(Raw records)

┄┄┄┄┄┄┄┄┄┄┄┄┄┄┄┄┄┄┄┄

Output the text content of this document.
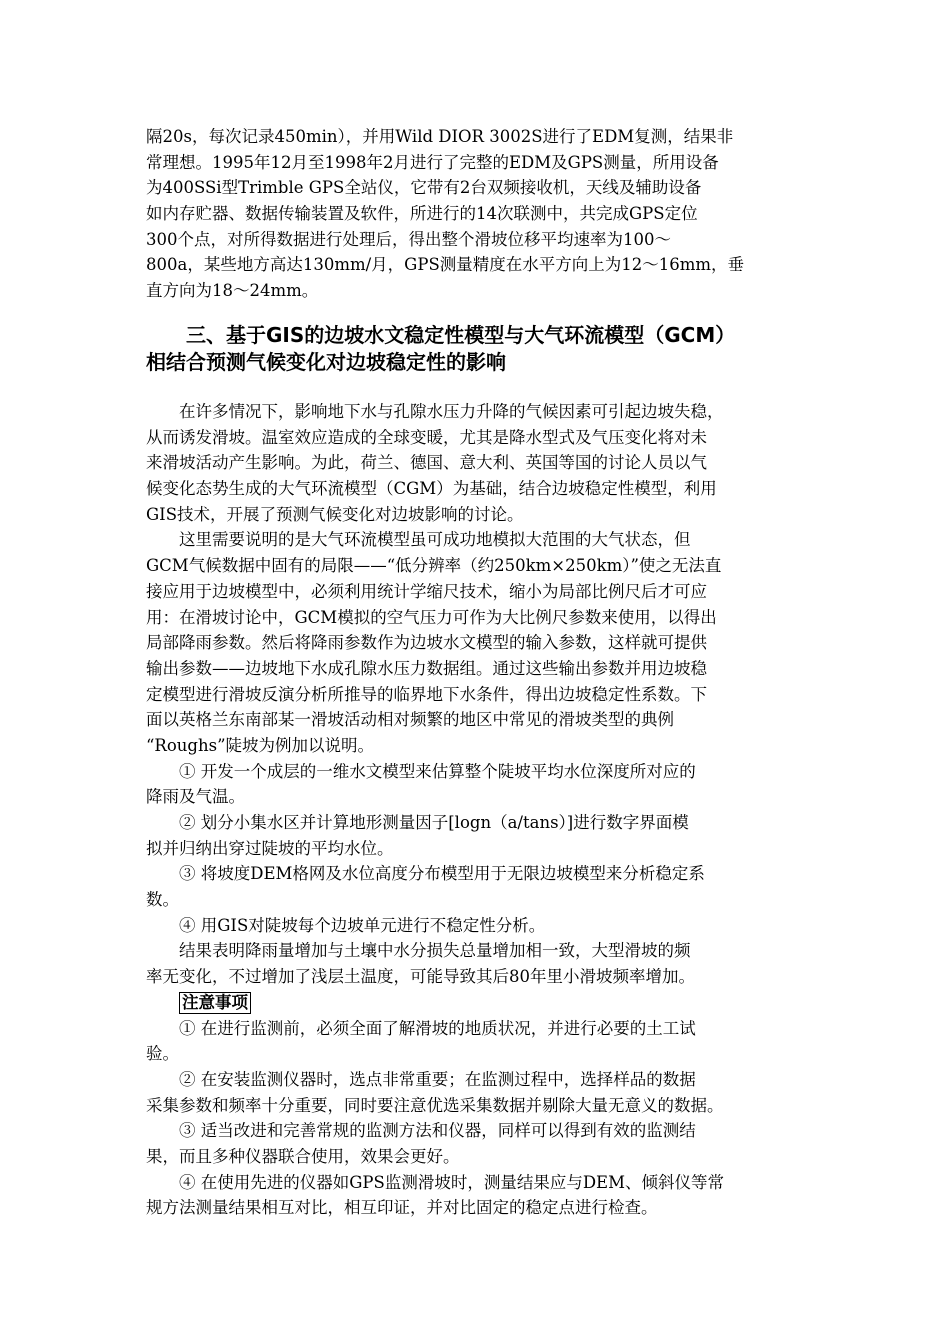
隔20s，每次记录450min），并用Wild DIOR 3002S进行了EDM复测，结果非
常理想。1995年12月至1998年2月进行了完整的EDM及GPS测量，所用设备
为400SSi型Trimble GPS全站仪，它带有2台双频接收机，天线及辅助设备
如内存贮器、数据传输装置及软件，所进行的14次联测中，共完成GPS定位
300个点，对所得数据进行处理后，得出整个滑坡位移平均速率为100～
800a，某些地方高达130mm/月，GPS测量精度在水平方向上为12～16mm，垂
直方向为18～24mm。
　　三、基于GIS的边坡水文稳定性模型与大气环流模型（GCM）
相结合预测气候变化对边坡稳定性的影响
　　在许多情况下，影响地下水与孔隙水压力升降的气候因素可引起边坡失稳，
从而诱发滑坡。温室效应造成的全球变暖，尤其是降水型式及气压变化将对未
来滑坡活动产生影响。为此，荷兰、德国、意大利、英国等国的讨论人员以气
候变化态势生成的大气环流模型（CGM）为基础，结合边坡稳定性模型，利用
GIS技术，开展了预测气候变化对边坡影响的讨论。
　　这里需要说明的是大气环流模型虽可成功地模拟大范围的大气状态，但
GCM气候数据中固有的局限——“低分辨率（约250km×250km）”使之无法直
接应用于边坡模型中，必须利用统计学缩尺技术，缩小为局部比例尺后才可应
用：在滑坡讨论中，GCM模拟的空气压力可作为大比例尺参数来使用，以得出
局部降雨参数。然后将降雨参数作为边坡水文模型的输入参数，这样就可提供
输出参数——边坡地下水成孔隙水压力数据组。通过这些输出参数并用边坡稳
定模型进行滑坡反演分析所推导的临界地下水条件，得出边坡稳定性系数。下
面以英格兰东南部某一滑坡活动相对频繁的地区中常见的滑坡类型的典例
“Roughs”陡坡为例加以说明。
　　① 开发一个成层的一维水文模型来估算整个陡坡平均水位深度所对应的
降雨及气温。
　　② 划分小集水区并计算地形测量因子[logn（a/tans）]进行数字界面模
拟并归纳出穿过陡坡的平均水位。
　　③ 将坡度DEM格网及水位高度分布模型用于无限边坡模型来分析稳定系
数。
　　④ 用GIS对陡坡每个边坡单元进行不稳定性分析。
　　结果表明降雨量增加与土壤中水分损失总量增加相一致，大型滑坡的频
率无变化，不过增加了浅层土温度，可能导致其后80年里小滑坡频率增加。
　　注意事项
　　① 在进行监测前，必须全面了解滑坡的地质状况，并进行必要的土工试
验。
　　② 在安装监测仪器时，选点非常重要；在监测过程中，选择样品的数据
采集参数和频率十分重要，同时要注意优选采集数据并剔除大量无意义的数据。
　　③ 适当改进和完善常规的监测方法和仪器，同样可以得到有效的监测结
果，而且多种仪器联合使用，效果会更好。
　　④ 在使用先进的仪器如GPS监测滑坡时，测量结果应与DEM、倾斜仪等常
规方法测量结果相互对比，相互印证，并对比固定的稳定点进行检查。
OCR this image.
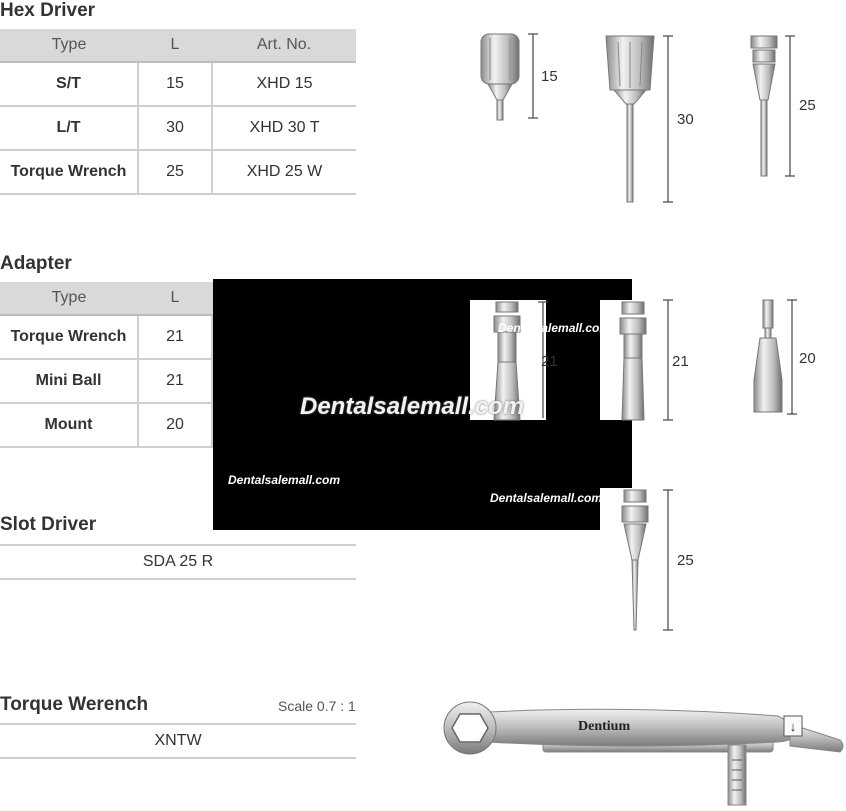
Hex Driver
Type	L	Art. No.
S/T	15	XHD 15
L/T	30	XHD 30 T
Torque Wrench	25	XHD 25 W
Adapter
Type	L	
Torque Wrench	21	
Mini Ball	21	
Mount	20	
Slot Driver
SDA 25 R
Torque Werench	Scale 0.7 : 1
XNTW
↓
15
30
25
21	21	20
25
Dentium
Dentalsalemall.com
Dentalsalemall.com
Dentalsalemall.com
Dentalsalemall.com
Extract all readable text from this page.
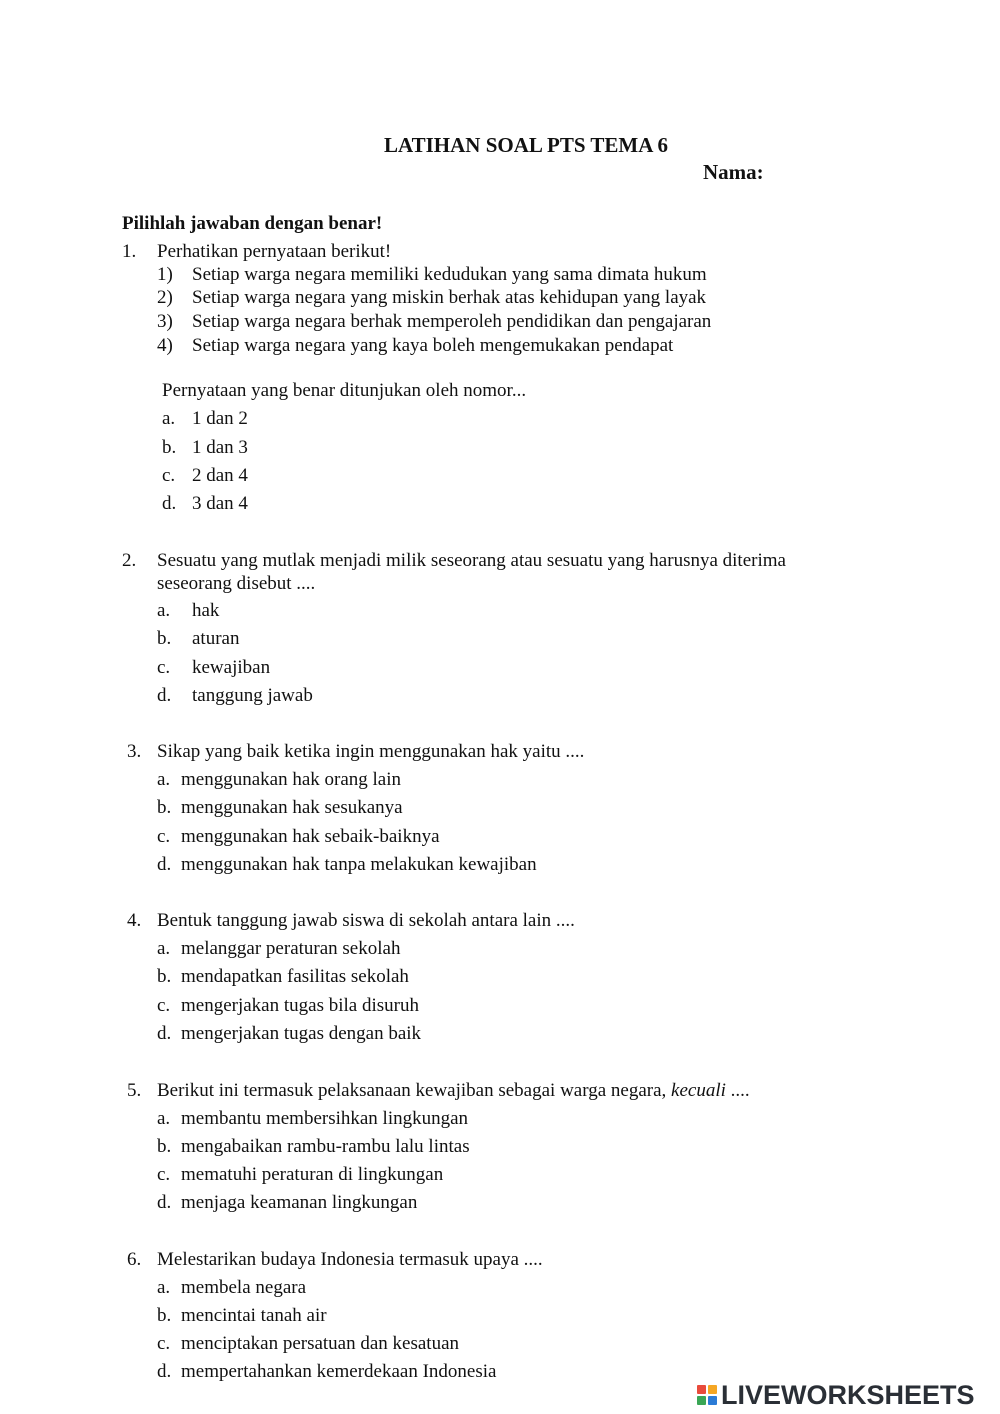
LATIHAN SOAL PTS TEMA 6
Nama:
Pilihlah jawaban dengan benar!
1. Perhatikan pernyataan berikut!
1) Setiap warga negara memiliki kedudukan yang sama dimata hukum
2) Setiap warga negara yang miskin berhak atas kehidupan yang layak
3) Setiap warga negara berhak memperoleh pendidikan dan pengajaran
4) Setiap warga negara yang kaya boleh mengemukakan pendapat
Pernyataan yang benar ditunjukan oleh nomor...
a. 1 dan 2
b. 1 dan 3
c. 2 dan 4
d. 3 dan 4
2. Sesuatu yang mutlak menjadi milik seseorang atau sesuatu yang harusnya diterima
seseorang disebut ....
a. hak
b. aturan
c. kewajiban
d. tanggung jawab
3. Sikap yang baik ketika ingin menggunakan hak yaitu ....
a. menggunakan hak orang lain
b. menggunakan hak sesukanya
c. menggunakan hak sebaik-baiknya
d. menggunakan hak tanpa melakukan kewajiban
4. Bentuk tanggung jawab siswa di sekolah antara lain ....
a. melanggar peraturan sekolah
b. mendapatkan fasilitas sekolah
c. mengerjakan tugas bila disuruh
d. mengerjakan tugas dengan baik
5. Berikut ini termasuk pelaksanaan kewajiban sebagai warga negara, kecuali ....
a. membantu membersihkan lingkungan
b. mengabaikan rambu-rambu lalu lintas
c. mematuhi peraturan di lingkungan
d. menjaga keamanan lingkungan
6. Melestarikan budaya Indonesia termasuk upaya ....
a. membela negara
b. mencintai tanah air
c. menciptakan persatuan dan kesatuan
d. mempertahankan kemerdekaan Indonesia
LIVEWORKSHEETS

┄┄┄┄┄┄┄┄┄┄┄┄┄┄┄┄┄┄┄┄

Give back all entries exactly. No pictures belong in the copy.

→ Solution to this task
Output the text content of this document.
隔20s，每次记录450min），并用Wild DIOR 3002S进行了EDM复测，结果非
常理想。1995年12月至1998年2月进行了完整的EDM及GPS测量，所用设备
为400SSi型Trimble GPS全站仪，它带有2台双频接收机，天线及辅助设备
如内存贮器、数据传输装置及软件，所进行的14次联测中，共完成GPS定位
300个点，对所得数据进行处理后，得出整个滑坡位移平均速率为100～
800a，某些地方高达130mm/月，GPS测量精度在水平方向上为12～16mm，垂
直方向为18～24mm。
　　三、基于GIS的边坡水文稳定性模型与大气环流模型（GCM）
相结合预测气候变化对边坡稳定性的影响
　　在许多情况下，影响地下水与孔隙水压力升降的气候因素可引起边坡失稳，
从而诱发滑坡。温室效应造成的全球变暖，尤其是降水型式及气压变化将对未
来滑坡活动产生影响。为此，荷兰、德国、意大利、英国等国的讨论人员以气
候变化态势生成的大气环流模型（CGM）为基础，结合边坡稳定性模型，利用
GIS技术，开展了预测气候变化对边坡影响的讨论。
　　这里需要说明的是大气环流模型虽可成功地模拟大范围的大气状态，但
GCM气候数据中固有的局限——“低分辨率（约250km×250km）”使之无法直
接应用于边坡模型中，必须利用统计学缩尺技术，缩小为局部比例尺后才可应
用：在滑坡讨论中，GCM模拟的空气压力可作为大比例尺参数来使用，以得出
局部降雨参数。然后将降雨参数作为边坡水文模型的输入参数，这样就可提供
输出参数——边坡地下水成孔隙水压力数据组。通过这些输出参数并用边坡稳
定模型进行滑坡反演分析所推导的临界地下水条件，得出边坡稳定性系数。下
面以英格兰东南部某一滑坡活动相对频繁的地区中常见的滑坡类型的典例
“Roughs”陡坡为例加以说明。
　　① 开发一个成层的一维水文模型来估算整个陡坡平均水位深度所对应的
降雨及气温。
　　② 划分小集水区并计算地形测量因子[logn（a/tans）]进行数字界面模
拟并归纳出穿过陡坡的平均水位。
　　③ 将坡度DEM格网及水位高度分布模型用于无限边坡模型来分析稳定系
数。
　　④ 用GIS对陡坡每个边坡单元进行不稳定性分析。
　　结果表明降雨量增加与土壤中水分损失总量增加相一致，大型滑坡的频
率无变化，不过增加了浅层土温度，可能导致其后80年里小滑坡频率增加。
　　注意事项
　　① 在进行监测前，必须全面了解滑坡的地质状况，并进行必要的土工试
验。
　　② 在安装监测仪器时，选点非常重要；在监测过程中，选择样品的数据
采集参数和频率十分重要，同时要注意优选采集数据并剔除大量无意义的数据。
　　③ 适当改进和完善常规的监测方法和仪器，同样可以得到有效的监测结
果，而且多种仪器联合使用，效果会更好。
　　④ 在使用先进的仪器如GPS监测滑坡时，测量结果应与DEM、倾斜仪等常
规方法测量结果相互对比，相互印证，并对比固定的稳定点进行检查。
OCR this image.
Hex Driver
Type	L	Art. No.
S/T	15	XHD 15
L/T	30	XHD 30 T
Torque Wrench	25	XHD 25 W
Adapter
Type	L	
Torque Wrench	21	
Mini Ball	21	
Mount	20	
Slot Driver
SDA 25 R
Torque Werench	Scale 0.7 : 1
XNTW
↓
15
30
25
21	21	20
25
Dentium
Dentalsalemall.com
Dentalsalemall.com
Dentalsalemall.com
Dentalsalemall.com
Extract all readable text from this page.
LATIHAN SOAL PTS TEMA 6
Nama:
Pilihlah jawaban dengan benar!
1. Perhatikan pernyataan berikut!
1) Setiap warga negara memiliki kedudukan yang sama dimata hukum
2) Setiap warga negara yang miskin berhak atas kehidupan yang layak
3) Setiap warga negara berhak memperoleh pendidikan dan pengajaran
4) Setiap warga negara yang kaya boleh mengemukakan pendapat
Pernyataan yang benar ditunjukan oleh nomor...
a. 1 dan 2
b. 1 dan 3
c. 2 dan 4
d. 3 dan 4
2. Sesuatu yang mutlak menjadi milik seseorang atau sesuatu yang harusnya diterima
seseorang disebut ....
a. hak
b. aturan
c. kewajiban
d. tanggung jawab
3. Sikap yang baik ketika ingin menggunakan hak yaitu ....
a. menggunakan hak orang lain
b. menggunakan hak sesukanya
c. menggunakan hak sebaik-baiknya
d. menggunakan hak tanpa melakukan kewajiban
4. Bentuk tanggung jawab siswa di sekolah antara lain ....
a. melanggar peraturan sekolah
b. mendapatkan fasilitas sekolah
c. mengerjakan tugas bila disuruh
d. mengerjakan tugas dengan baik
5. Berikut ini termasuk pelaksanaan kewajiban sebagai warga negara, kecuali ....
a. membantu membersihkan lingkungan
b. mengabaikan rambu-rambu lalu lintas
c. mematuhi peraturan di lingkungan
d. menjaga keamanan lingkungan
6. Melestarikan budaya Indonesia termasuk upaya ....
a. membela negara
b. mencintai tanah air
c. menciptakan persatuan dan kesatuan
d. mempertahankan kemerdekaan Indonesia
LIVEWORKSHEETS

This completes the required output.